● TASK DETAILS
Look through the lines below and extract any with the word "Policy".

Stored data entries
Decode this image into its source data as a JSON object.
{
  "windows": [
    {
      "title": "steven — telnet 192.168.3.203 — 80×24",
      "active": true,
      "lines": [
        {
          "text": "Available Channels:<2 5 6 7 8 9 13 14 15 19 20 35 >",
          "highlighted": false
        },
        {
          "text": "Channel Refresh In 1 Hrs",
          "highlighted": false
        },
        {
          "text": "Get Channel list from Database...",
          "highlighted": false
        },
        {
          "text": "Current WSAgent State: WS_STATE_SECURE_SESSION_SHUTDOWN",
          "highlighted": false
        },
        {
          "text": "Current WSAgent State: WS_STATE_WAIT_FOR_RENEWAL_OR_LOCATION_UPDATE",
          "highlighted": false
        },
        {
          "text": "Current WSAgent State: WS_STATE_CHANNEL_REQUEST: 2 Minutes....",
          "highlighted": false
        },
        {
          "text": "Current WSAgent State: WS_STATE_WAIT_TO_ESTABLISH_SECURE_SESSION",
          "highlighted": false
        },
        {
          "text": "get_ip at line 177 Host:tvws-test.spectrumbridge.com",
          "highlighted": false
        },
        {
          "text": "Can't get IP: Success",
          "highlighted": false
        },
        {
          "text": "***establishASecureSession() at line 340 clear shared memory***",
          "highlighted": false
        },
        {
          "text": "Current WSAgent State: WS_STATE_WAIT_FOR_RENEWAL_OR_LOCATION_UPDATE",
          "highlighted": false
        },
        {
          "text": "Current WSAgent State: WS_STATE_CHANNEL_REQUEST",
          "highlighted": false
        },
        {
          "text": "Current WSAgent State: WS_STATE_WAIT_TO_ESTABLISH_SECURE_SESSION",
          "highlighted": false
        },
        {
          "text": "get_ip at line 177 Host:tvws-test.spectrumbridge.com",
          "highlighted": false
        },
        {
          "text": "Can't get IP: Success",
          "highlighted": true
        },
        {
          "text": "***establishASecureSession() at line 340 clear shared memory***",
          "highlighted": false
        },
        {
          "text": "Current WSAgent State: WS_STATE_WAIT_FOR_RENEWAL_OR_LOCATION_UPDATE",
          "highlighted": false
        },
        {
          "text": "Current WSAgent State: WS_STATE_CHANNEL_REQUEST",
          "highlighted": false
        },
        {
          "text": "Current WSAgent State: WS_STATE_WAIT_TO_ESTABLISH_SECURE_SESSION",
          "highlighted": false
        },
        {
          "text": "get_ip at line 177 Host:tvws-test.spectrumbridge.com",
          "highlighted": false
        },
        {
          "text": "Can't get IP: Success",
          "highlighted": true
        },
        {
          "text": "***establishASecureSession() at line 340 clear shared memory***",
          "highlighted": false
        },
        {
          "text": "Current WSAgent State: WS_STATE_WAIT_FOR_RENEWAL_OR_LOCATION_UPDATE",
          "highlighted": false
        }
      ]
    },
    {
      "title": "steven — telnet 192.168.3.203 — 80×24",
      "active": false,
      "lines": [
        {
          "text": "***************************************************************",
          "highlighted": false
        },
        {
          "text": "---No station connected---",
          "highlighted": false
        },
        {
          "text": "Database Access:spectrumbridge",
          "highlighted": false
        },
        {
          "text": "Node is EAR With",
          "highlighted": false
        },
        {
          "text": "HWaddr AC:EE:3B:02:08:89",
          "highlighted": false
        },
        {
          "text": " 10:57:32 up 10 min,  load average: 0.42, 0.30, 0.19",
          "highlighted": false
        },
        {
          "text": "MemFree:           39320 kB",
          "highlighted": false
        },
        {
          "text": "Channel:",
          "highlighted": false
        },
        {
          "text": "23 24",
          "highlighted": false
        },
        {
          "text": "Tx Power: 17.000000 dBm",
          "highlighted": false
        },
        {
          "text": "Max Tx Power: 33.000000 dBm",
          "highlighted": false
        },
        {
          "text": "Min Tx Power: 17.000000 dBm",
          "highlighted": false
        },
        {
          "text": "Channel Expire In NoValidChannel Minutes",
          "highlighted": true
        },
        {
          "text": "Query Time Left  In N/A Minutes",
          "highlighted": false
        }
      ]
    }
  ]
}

==

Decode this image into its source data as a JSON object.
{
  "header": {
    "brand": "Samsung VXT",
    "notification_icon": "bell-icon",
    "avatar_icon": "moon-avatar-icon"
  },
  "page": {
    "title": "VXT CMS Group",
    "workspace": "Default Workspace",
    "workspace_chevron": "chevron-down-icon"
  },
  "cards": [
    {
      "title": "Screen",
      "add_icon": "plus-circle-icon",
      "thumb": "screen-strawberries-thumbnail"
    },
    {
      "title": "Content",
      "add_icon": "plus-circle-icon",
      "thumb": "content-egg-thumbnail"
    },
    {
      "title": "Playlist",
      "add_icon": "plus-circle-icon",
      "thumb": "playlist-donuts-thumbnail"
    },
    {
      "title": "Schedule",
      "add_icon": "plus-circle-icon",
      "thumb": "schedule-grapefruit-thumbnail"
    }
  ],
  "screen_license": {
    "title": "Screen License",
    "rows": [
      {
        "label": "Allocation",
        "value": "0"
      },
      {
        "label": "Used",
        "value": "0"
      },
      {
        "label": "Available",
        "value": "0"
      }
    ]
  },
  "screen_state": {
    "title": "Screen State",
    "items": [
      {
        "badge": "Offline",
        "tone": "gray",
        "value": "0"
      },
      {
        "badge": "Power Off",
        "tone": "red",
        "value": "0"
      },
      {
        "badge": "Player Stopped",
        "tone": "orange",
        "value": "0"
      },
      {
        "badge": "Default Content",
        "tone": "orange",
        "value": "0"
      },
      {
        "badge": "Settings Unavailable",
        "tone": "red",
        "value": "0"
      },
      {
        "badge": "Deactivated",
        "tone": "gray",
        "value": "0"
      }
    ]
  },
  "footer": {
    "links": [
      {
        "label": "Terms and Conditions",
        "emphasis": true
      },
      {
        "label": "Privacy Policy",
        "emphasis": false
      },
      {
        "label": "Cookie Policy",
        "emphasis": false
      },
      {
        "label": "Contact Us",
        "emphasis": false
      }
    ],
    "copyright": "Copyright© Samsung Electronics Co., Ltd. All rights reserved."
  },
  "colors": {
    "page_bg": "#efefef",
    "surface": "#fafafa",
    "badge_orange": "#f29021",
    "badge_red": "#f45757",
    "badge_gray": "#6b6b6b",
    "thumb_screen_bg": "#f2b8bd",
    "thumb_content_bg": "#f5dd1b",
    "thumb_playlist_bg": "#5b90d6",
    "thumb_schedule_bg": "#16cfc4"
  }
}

● FULL OUTPUT
        "label": "Privacy Policy",
        "label": "Cookie Policy",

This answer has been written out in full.